Collected data
-- START --

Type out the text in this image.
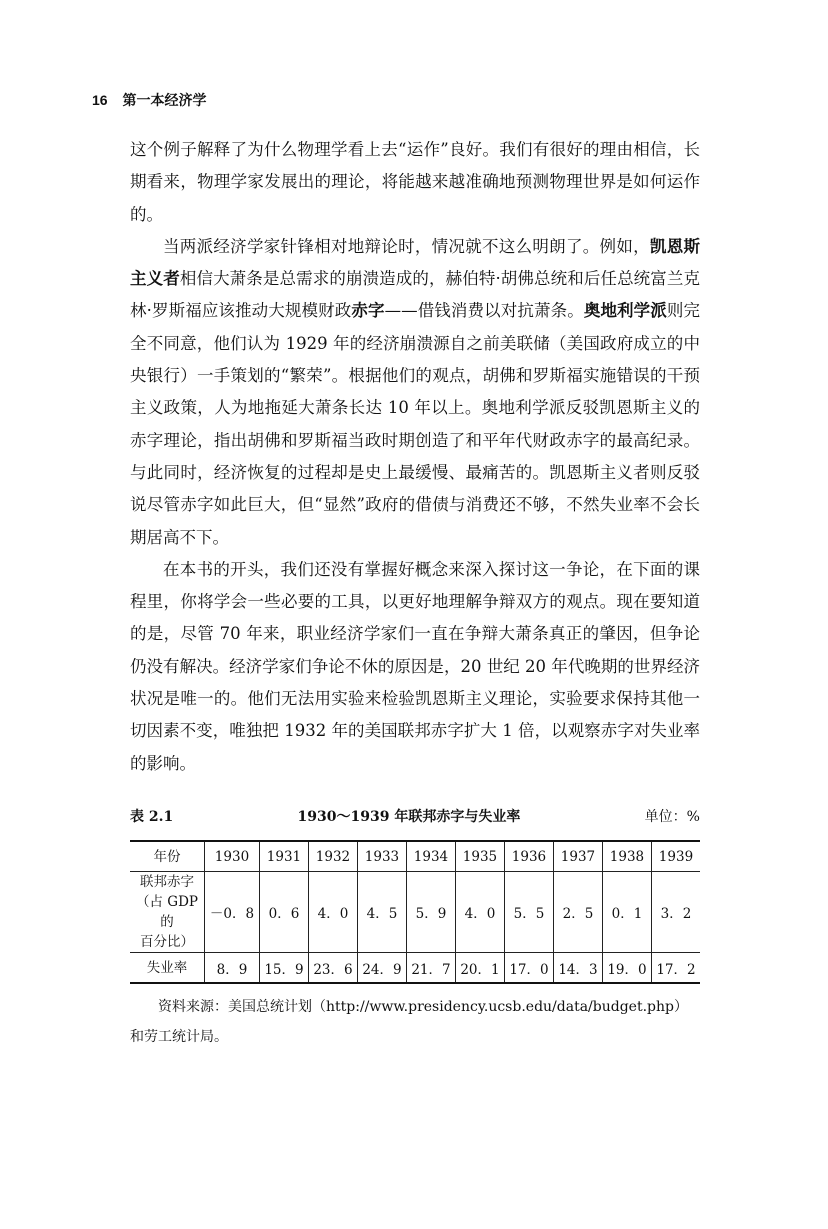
16 第一本经济学

这个例子解释了为什么物理学看上去“运作”良好。我们有很好的理由相信，长期看来，物理学家发展出的理论，将能越来越准确地预测物理世界是如何运作的。

当两派经济学家针锋相对地辩论时，情况就不这么明朗了。例如，凯恩斯主义者相信大萧条是总需求的崩溃造成的，赫伯特·胡佛总统和后任总统富兰克林·罗斯福应该推动大规模财政赤字——借钱消费以对抗萧条。奥地利学派则完全不同意，他们认为 1929 年的经济崩溃源自之前美联储（美国政府成立的中央银行）一手策划的“繁荣”。根据他们的观点，胡佛和罗斯福实施错误的干预主义政策，人为地拖延大萧条长达 10 年以上。奥地利学派反驳凯恩斯主义的赤字理论，指出胡佛和罗斯福当政时期创造了和平年代财政赤字的最高纪录。与此同时，经济恢复的过程却是史上最缓慢、最痛苦的。凯恩斯主义者则反驳说尽管赤字如此巨大，但“显然”政府的借债与消费还不够，不然失业率不会长期居高不下。

在本书的开头，我们还没有掌握好概念来深入探讨这一争论，在下面的课程里，你将学会一些必要的工具，以更好地理解争辩双方的观点。现在要知道的是，尽管 70 年来，职业经济学家们一直在争辩大萧条真正的肇因，但争论仍没有解决。经济学家们争论不休的原因是，20 世纪 20 年代晚期的世界经济状况是唯一的。他们无法用实验来检验凯恩斯主义理论，实验要求保持其他一切因素不变，唯独把 1932 年的美国联邦赤字扩大 1 倍，以观察赤字对失业率的影响。

表 2.1	1930～1939 年联邦赤字与失业率	单位：%
年份	1930	1931	1932	1933	1934	1935	1936	1937	1938	1939
联邦赤字
（占 GDP 的
百分比）	－0．8	0．6	4．0	4．5	5．9	4．0	5．5	2．5	0．1	3．2
失业率	8．9	15．9	23．6	24．9	21．7	20．1	17．0	14．3	19．0	17．2

资料来源：美国总统计划（http://www.presidency.ucsb.edu/data/budget.php）和劳工统计局。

-- END --

All of the material above is to be copied exactly, except for its images.

ANSWER TO THE PROBLEM
Type out the text in this image.
16 第一本经济学

这个例子解释了为什么物理学看上去“运作”良好。我们有很好的理由相信，长期看来，物理学家发展出的理论，将能越来越准确地预测物理世界是如何运作的。

当两派经济学家针锋相对地辩论时，情况就不这么明朗了。例如，凯恩斯主义者相信大萧条是总需求的崩溃造成的，赫伯特·胡佛总统和后任总统富兰克林·罗斯福应该推动大规模财政赤字——借钱消费以对抗萧条。奥地利学派则完全不同意，他们认为 1929 年的经济崩溃源自之前美联储（美国政府成立的中央银行）一手策划的“繁荣”。根据他们的观点，胡佛和罗斯福实施错误的干预主义政策，人为地拖延大萧条长达 10 年以上。奥地利学派反驳凯恩斯主义的赤字理论，指出胡佛和罗斯福当政时期创造了和平年代财政赤字的最高纪录。与此同时，经济恢复的过程却是史上最缓慢、最痛苦的。凯恩斯主义者则反驳说尽管赤字如此巨大，但“显然”政府的借债与消费还不够，不然失业率不会长期居高不下。

在本书的开头，我们还没有掌握好概念来深入探讨这一争论，在下面的课程里，你将学会一些必要的工具，以更好地理解争辩双方的观点。现在要知道的是，尽管 70 年来，职业经济学家们一直在争辩大萧条真正的肇因，但争论仍没有解决。经济学家们争论不休的原因是，20 世纪 20 年代晚期的世界经济状况是唯一的。他们无法用实验来检验凯恩斯主义理论，实验要求保持其他一切因素不变，唯独把 1932 年的美国联邦赤字扩大 1 倍，以观察赤字对失业率的影响。

表 2.1	1930～1939 年联邦赤字与失业率	单位：%
年份	1930	1931	1932	1933	1934	1935	1936	1937	1938	1939
联邦赤字
（占 GDP 的
百分比）	－0．8	0．6	4．0	4．5	5．9	4．0	5．5	2．5	0．1	3．2
失业率	8．9	15．9	23．6	24．9	21．7	20．1	17．0	14．3	19．0	17．2

资料来源：美国总统计划（http://www.presidency.ucsb.edu/data/budget.php）和劳工统计局。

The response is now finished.